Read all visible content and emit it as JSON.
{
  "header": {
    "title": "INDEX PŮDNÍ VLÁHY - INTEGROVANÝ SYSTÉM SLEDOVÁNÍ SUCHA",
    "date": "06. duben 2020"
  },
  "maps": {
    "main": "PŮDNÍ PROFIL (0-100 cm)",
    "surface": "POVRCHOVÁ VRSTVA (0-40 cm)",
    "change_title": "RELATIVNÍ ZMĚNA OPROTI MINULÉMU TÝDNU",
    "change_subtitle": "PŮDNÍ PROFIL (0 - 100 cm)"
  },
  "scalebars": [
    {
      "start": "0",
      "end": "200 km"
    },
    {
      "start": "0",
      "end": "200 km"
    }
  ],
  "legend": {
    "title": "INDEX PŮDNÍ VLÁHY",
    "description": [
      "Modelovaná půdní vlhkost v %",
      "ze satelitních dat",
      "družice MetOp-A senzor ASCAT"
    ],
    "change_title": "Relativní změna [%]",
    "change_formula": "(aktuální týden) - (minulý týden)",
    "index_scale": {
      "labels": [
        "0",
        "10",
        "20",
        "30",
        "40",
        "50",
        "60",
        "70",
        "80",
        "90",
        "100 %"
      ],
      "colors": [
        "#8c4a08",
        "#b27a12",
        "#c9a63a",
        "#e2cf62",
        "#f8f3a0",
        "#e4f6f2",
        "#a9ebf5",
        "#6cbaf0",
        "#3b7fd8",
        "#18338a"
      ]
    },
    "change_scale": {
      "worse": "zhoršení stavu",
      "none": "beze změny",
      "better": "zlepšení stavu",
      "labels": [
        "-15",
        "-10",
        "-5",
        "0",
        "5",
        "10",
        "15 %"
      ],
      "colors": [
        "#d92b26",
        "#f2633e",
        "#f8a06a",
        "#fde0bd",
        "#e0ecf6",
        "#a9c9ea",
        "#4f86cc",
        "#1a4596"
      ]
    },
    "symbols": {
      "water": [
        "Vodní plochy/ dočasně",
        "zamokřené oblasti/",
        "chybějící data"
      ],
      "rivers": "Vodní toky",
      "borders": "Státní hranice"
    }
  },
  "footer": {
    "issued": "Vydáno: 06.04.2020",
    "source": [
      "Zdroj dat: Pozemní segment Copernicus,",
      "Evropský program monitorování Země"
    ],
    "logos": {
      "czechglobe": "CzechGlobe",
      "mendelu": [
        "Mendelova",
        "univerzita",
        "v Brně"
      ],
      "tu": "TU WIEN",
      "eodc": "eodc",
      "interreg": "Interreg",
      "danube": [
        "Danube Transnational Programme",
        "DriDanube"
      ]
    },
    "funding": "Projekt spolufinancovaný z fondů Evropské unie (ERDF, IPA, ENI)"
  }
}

◇ ◇ ◇ ◇ ◇

EXERCISE PROMPT
Give the number of lines in the records that contain the string "stavu", and nothing besides.

SOLUTION TO THIS PROBLEM
2